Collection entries
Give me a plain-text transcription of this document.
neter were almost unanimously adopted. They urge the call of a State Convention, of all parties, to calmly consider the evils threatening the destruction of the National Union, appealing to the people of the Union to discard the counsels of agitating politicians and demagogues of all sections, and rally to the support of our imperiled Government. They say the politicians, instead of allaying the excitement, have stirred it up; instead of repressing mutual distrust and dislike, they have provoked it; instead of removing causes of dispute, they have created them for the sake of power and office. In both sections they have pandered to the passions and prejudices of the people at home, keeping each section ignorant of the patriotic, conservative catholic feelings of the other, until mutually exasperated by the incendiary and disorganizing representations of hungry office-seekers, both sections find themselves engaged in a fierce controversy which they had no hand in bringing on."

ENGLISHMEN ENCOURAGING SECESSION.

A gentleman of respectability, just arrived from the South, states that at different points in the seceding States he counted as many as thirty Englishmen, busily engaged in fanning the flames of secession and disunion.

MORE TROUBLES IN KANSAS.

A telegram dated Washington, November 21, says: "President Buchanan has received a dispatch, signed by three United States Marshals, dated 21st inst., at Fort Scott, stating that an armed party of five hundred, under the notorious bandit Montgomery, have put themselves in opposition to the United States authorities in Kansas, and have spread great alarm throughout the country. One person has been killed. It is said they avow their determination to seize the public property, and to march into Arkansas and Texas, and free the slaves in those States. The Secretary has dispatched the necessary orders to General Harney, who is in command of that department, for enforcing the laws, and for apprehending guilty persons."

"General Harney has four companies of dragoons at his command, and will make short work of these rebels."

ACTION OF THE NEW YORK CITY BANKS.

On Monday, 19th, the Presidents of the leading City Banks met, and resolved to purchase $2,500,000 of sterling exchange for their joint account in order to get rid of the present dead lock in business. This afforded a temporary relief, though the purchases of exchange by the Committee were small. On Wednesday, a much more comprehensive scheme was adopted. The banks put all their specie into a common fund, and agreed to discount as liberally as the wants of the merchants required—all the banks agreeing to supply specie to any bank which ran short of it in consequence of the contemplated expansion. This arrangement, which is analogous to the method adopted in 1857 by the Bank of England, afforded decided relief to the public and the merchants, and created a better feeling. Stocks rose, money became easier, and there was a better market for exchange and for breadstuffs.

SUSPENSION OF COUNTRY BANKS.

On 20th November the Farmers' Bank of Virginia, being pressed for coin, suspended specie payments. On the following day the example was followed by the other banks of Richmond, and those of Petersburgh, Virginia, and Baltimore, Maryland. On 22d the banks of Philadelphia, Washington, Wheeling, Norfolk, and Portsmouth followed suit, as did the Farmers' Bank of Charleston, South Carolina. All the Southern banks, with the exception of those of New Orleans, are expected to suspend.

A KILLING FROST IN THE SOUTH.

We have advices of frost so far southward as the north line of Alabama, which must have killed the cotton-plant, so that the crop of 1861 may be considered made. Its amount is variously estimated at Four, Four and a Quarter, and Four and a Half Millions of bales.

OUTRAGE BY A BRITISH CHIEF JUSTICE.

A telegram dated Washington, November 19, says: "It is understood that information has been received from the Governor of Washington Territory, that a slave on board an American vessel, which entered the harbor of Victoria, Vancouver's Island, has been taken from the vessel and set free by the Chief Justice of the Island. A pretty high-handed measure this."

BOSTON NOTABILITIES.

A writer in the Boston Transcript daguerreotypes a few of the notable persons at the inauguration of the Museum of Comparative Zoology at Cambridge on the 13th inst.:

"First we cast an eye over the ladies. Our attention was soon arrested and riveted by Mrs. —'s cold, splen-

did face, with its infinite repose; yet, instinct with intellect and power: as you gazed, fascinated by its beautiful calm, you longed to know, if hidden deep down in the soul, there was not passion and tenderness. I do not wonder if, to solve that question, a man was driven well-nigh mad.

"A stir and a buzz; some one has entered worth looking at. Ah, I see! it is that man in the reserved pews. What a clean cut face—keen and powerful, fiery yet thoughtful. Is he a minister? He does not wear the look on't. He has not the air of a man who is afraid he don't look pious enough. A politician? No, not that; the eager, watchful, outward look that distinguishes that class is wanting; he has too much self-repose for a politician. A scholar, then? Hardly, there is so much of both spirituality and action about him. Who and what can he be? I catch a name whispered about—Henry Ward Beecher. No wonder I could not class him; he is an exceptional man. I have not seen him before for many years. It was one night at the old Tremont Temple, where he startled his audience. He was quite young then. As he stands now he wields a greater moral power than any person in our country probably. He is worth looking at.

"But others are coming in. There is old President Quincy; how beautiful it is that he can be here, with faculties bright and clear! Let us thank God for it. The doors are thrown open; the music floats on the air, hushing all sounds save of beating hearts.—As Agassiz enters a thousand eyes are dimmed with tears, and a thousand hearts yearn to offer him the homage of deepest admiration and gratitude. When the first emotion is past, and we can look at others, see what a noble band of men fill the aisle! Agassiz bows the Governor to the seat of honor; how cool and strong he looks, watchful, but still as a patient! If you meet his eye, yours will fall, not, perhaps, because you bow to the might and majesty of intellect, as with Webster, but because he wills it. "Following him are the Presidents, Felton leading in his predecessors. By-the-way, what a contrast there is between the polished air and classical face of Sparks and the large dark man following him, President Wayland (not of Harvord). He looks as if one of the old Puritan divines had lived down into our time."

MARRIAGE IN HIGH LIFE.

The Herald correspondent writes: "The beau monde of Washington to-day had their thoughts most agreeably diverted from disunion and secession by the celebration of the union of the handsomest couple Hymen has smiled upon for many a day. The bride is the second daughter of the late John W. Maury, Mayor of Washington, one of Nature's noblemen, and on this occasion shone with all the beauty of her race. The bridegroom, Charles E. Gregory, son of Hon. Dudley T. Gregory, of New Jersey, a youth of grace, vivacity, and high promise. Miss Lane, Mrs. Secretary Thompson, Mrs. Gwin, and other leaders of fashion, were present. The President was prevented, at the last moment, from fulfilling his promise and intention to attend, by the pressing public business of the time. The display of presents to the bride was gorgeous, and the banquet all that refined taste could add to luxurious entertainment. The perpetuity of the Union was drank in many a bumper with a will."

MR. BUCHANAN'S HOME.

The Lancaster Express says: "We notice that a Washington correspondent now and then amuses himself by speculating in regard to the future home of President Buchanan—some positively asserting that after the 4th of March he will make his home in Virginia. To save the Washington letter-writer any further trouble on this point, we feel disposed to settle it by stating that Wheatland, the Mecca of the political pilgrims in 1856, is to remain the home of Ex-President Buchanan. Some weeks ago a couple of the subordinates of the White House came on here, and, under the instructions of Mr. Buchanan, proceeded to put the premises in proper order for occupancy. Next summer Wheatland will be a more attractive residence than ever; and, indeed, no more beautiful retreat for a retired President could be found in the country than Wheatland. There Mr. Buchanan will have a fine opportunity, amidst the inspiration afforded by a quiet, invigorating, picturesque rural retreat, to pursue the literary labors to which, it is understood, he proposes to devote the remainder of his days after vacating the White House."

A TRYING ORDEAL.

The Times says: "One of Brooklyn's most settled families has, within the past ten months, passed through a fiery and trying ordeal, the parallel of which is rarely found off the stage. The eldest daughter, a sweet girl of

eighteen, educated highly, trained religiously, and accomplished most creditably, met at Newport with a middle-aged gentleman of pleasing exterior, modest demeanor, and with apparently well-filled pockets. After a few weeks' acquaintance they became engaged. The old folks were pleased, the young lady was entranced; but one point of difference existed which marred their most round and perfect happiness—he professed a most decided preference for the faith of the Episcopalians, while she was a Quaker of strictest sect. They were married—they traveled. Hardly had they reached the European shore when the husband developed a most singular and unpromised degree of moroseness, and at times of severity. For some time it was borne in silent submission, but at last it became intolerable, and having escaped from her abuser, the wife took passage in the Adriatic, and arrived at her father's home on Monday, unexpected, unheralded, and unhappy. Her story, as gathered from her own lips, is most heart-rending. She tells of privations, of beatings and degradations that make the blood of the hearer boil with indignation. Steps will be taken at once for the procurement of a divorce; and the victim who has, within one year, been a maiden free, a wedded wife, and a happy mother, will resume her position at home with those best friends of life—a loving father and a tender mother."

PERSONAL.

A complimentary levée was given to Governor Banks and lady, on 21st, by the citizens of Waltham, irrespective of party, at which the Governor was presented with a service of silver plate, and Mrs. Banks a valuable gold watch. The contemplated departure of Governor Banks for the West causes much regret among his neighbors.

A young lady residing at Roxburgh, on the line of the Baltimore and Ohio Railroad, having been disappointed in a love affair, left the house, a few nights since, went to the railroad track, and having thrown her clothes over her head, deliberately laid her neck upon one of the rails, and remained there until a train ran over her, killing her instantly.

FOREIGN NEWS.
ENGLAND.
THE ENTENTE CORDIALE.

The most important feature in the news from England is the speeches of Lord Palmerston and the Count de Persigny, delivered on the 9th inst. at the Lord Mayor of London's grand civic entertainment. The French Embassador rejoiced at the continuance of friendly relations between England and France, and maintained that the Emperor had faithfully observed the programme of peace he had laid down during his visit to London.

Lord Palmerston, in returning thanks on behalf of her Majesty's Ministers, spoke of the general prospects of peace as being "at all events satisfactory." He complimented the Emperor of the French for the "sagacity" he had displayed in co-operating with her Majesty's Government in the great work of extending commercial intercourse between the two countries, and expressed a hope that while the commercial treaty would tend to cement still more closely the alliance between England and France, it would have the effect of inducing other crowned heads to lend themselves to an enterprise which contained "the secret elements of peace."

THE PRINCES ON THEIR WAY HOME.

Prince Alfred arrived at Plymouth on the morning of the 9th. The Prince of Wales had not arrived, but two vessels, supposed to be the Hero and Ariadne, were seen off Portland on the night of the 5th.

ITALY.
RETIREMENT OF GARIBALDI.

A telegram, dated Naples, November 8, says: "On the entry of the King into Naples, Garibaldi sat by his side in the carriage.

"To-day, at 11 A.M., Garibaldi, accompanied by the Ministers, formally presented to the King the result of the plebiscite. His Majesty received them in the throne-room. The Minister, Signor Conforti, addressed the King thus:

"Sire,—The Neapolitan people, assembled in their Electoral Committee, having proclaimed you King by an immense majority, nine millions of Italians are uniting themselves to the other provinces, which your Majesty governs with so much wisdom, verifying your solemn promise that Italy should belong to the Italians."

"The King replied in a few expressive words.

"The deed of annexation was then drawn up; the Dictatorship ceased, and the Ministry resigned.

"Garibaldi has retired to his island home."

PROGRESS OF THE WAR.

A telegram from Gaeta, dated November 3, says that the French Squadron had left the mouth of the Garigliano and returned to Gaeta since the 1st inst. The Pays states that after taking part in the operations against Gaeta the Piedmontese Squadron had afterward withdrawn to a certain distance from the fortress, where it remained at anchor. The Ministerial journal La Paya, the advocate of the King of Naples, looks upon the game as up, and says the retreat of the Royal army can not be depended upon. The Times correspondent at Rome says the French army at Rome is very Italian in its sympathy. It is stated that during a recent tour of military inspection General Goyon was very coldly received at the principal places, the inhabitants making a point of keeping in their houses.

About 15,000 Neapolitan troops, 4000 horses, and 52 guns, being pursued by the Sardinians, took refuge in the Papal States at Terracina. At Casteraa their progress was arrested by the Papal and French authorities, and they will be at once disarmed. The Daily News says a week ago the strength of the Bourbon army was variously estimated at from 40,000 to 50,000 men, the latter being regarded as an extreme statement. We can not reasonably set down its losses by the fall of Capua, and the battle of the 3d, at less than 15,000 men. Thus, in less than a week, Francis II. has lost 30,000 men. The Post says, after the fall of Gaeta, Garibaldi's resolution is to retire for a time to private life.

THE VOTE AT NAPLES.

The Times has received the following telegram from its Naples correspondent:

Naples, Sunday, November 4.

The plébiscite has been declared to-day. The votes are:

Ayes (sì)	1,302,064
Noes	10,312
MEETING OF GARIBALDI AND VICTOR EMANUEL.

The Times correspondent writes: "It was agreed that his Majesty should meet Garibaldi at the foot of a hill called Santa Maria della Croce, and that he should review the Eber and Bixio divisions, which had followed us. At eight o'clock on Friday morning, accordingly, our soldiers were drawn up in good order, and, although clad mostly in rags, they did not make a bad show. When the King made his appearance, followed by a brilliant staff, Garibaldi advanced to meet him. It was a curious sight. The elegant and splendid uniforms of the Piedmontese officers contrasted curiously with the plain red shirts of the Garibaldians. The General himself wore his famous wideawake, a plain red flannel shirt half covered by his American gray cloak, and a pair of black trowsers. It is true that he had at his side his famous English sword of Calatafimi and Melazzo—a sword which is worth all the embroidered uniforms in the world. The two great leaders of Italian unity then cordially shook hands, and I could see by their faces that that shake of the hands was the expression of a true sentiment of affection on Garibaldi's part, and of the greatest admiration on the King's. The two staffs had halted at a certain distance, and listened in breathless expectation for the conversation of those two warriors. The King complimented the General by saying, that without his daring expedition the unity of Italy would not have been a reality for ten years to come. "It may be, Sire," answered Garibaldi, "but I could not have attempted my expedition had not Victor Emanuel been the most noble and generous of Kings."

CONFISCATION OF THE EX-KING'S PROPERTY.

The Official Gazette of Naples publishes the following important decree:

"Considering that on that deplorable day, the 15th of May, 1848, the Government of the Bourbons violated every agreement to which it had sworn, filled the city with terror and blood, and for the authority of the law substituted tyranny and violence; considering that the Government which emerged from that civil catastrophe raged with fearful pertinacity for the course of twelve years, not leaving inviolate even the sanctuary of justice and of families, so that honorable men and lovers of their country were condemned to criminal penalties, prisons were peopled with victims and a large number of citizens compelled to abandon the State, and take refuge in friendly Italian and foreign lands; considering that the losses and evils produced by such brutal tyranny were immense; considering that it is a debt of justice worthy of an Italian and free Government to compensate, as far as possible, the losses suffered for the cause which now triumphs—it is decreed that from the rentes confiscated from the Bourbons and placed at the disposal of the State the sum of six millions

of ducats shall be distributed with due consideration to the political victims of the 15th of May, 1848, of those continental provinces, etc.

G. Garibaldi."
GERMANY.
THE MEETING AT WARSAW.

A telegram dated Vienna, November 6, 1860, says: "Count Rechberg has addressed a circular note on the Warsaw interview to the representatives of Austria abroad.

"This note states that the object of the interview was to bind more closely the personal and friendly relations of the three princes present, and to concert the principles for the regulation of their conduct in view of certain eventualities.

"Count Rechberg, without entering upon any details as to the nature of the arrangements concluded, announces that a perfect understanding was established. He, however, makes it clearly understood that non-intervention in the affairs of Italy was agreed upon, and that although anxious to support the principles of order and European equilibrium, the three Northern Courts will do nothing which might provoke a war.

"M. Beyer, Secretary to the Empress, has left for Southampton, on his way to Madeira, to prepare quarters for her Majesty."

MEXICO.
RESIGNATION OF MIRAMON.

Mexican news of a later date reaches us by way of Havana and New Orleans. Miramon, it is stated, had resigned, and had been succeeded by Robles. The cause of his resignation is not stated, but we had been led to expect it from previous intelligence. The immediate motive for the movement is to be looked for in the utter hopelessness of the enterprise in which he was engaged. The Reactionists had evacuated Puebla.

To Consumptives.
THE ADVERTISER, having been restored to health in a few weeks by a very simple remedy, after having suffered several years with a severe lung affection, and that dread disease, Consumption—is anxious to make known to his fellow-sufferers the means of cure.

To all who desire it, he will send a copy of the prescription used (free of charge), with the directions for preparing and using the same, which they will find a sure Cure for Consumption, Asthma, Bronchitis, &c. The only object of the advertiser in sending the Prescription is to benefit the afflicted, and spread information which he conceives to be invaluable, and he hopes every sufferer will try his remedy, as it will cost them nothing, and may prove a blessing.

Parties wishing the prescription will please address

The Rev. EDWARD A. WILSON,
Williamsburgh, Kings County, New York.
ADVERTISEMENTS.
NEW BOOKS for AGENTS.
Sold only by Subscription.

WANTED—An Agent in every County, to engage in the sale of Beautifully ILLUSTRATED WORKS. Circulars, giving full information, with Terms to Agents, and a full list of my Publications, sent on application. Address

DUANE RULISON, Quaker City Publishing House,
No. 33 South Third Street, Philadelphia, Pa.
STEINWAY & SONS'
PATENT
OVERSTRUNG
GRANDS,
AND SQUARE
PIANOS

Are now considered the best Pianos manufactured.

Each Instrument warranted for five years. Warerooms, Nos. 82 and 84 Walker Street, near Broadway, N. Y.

== GIVEN PROBLEM ==
Some lines of the data may hold the word "interview". Say how many do, with nothing else.

== ANSWER BELOW ==
2